*TASK BRIEF*:
Scan the lines below for the word "that". Copy each line you find it in.

*RAW DATA*:
+===+

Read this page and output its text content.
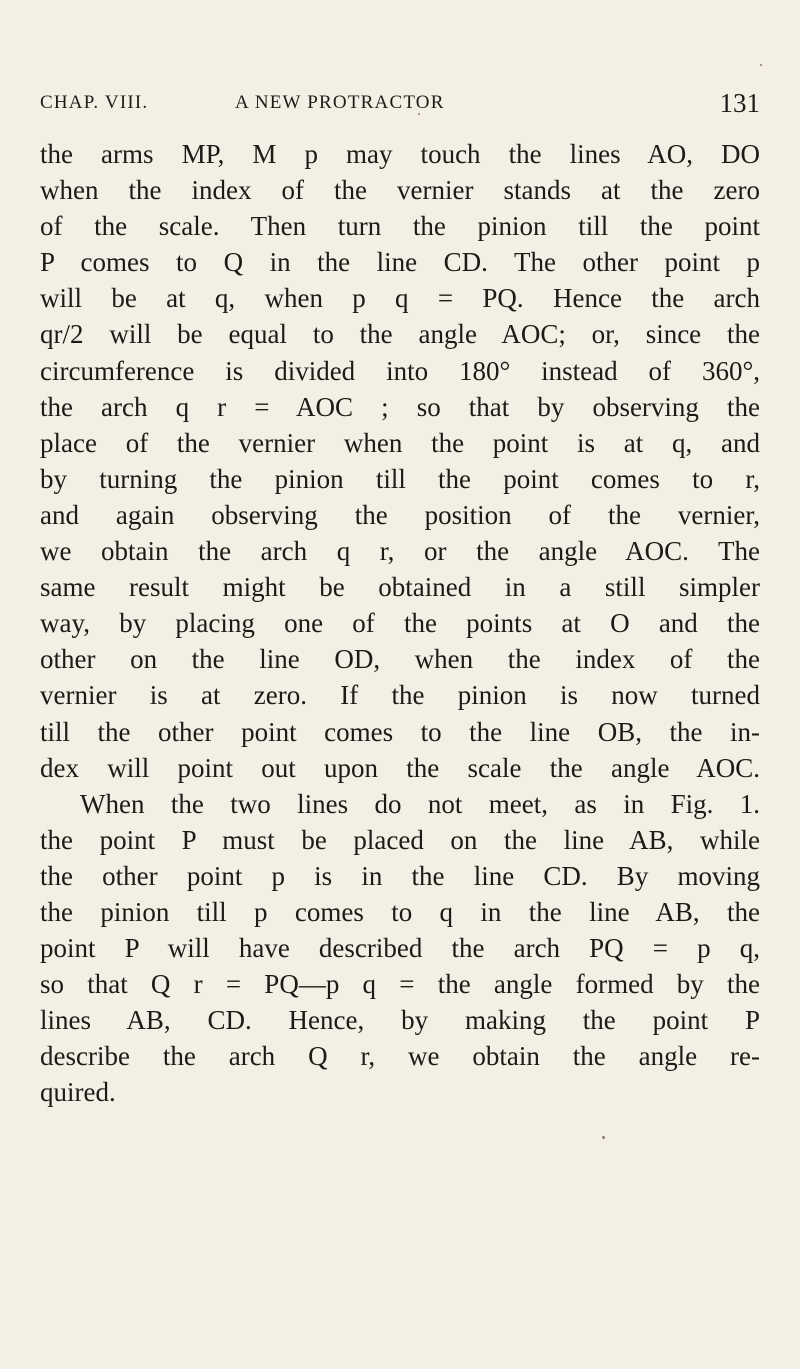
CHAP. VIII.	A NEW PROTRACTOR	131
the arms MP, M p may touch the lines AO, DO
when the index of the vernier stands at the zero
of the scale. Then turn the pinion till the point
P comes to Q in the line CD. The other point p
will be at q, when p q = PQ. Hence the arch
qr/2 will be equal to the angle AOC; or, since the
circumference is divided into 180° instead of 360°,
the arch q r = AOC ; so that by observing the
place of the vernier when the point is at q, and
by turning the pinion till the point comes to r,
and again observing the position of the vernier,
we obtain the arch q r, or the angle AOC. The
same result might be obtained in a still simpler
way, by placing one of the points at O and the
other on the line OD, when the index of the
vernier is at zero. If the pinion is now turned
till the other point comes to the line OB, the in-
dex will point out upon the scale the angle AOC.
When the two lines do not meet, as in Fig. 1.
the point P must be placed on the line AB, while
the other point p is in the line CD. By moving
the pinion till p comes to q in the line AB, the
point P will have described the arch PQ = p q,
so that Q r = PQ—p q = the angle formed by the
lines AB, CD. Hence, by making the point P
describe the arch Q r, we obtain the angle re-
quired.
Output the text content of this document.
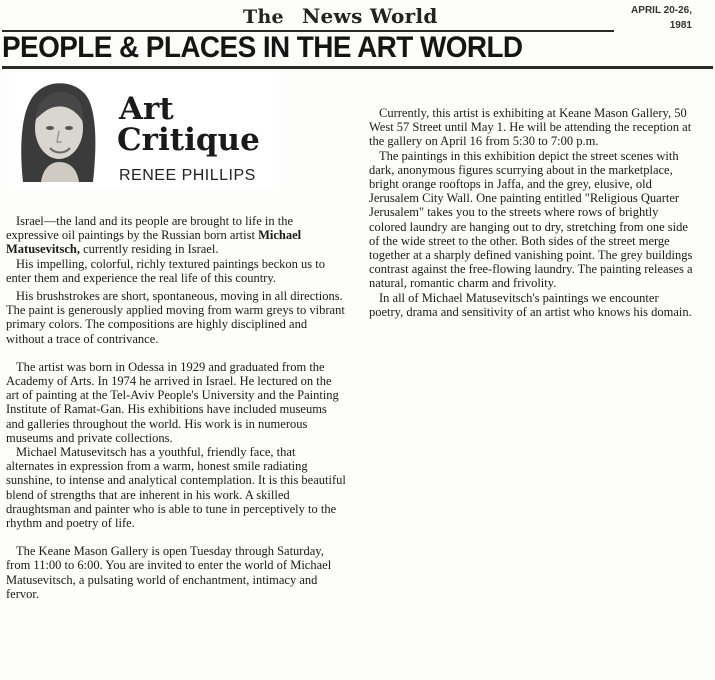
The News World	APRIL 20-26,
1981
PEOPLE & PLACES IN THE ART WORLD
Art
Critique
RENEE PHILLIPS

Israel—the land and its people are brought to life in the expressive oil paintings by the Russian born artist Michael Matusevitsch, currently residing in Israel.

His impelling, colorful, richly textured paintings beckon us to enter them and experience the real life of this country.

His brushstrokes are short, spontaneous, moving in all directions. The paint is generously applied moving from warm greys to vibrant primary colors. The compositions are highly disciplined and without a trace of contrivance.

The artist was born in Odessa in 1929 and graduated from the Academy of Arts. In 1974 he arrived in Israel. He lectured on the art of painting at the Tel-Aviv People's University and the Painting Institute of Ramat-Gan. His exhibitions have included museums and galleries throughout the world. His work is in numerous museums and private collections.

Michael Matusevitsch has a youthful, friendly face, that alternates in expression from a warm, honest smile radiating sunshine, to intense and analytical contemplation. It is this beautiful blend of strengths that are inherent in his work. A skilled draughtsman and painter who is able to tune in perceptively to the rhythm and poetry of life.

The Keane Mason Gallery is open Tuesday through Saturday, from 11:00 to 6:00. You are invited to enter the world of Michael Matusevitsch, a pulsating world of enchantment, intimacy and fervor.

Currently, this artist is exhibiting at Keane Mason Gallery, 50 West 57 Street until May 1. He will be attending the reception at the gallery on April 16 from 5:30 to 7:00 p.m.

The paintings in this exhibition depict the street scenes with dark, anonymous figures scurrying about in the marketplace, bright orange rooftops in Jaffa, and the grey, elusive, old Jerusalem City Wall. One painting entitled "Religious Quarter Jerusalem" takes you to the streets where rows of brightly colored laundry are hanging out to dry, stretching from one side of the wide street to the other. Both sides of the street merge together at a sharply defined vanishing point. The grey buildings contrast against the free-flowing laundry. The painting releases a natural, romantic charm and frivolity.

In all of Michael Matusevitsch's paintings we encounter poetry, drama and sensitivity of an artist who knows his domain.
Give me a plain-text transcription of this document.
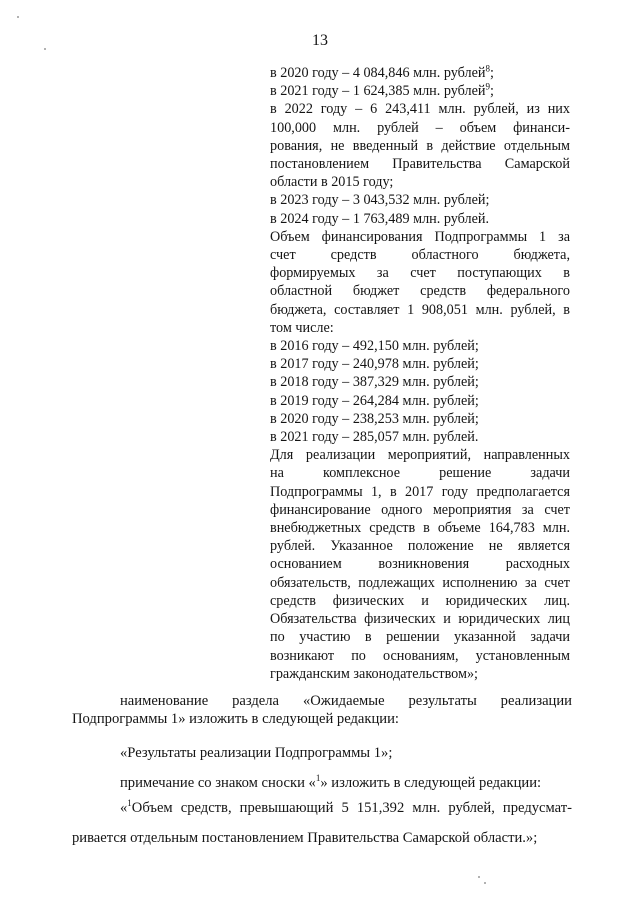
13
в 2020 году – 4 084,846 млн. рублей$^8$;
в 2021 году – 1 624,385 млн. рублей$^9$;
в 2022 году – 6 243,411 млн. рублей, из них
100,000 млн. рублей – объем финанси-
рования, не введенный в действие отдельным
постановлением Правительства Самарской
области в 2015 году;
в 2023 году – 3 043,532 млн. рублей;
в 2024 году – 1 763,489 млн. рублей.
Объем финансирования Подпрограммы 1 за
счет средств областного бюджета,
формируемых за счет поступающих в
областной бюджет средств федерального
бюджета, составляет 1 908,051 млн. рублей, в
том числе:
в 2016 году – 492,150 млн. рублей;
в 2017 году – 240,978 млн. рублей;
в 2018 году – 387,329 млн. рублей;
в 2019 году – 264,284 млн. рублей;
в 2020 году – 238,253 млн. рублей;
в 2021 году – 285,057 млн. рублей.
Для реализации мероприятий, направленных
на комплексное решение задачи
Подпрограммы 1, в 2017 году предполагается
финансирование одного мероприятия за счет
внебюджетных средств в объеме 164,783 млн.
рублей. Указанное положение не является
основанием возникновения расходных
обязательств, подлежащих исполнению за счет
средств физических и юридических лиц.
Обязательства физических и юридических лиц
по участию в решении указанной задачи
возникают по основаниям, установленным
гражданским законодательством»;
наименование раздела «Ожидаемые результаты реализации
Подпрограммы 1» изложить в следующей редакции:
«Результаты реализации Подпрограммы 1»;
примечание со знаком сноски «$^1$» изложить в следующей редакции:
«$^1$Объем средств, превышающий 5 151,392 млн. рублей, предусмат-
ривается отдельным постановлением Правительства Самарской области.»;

+===+

*RESPONSE TO THE TASK*:
the arch q r = AOC ; so that by observing the
so that Q r = PQ—p q = the angle formed by the
Michael Matusevitsch has a youthful, friendly face, that alternates in expression from a warm, honest smile radiating sunshine, to intense and analytical contemplation. It is this beautiful blend of strengths that are inherent in his work. A skilled draughtsman and painter who is able to tune in perceptively to the rhythm and poetry of life.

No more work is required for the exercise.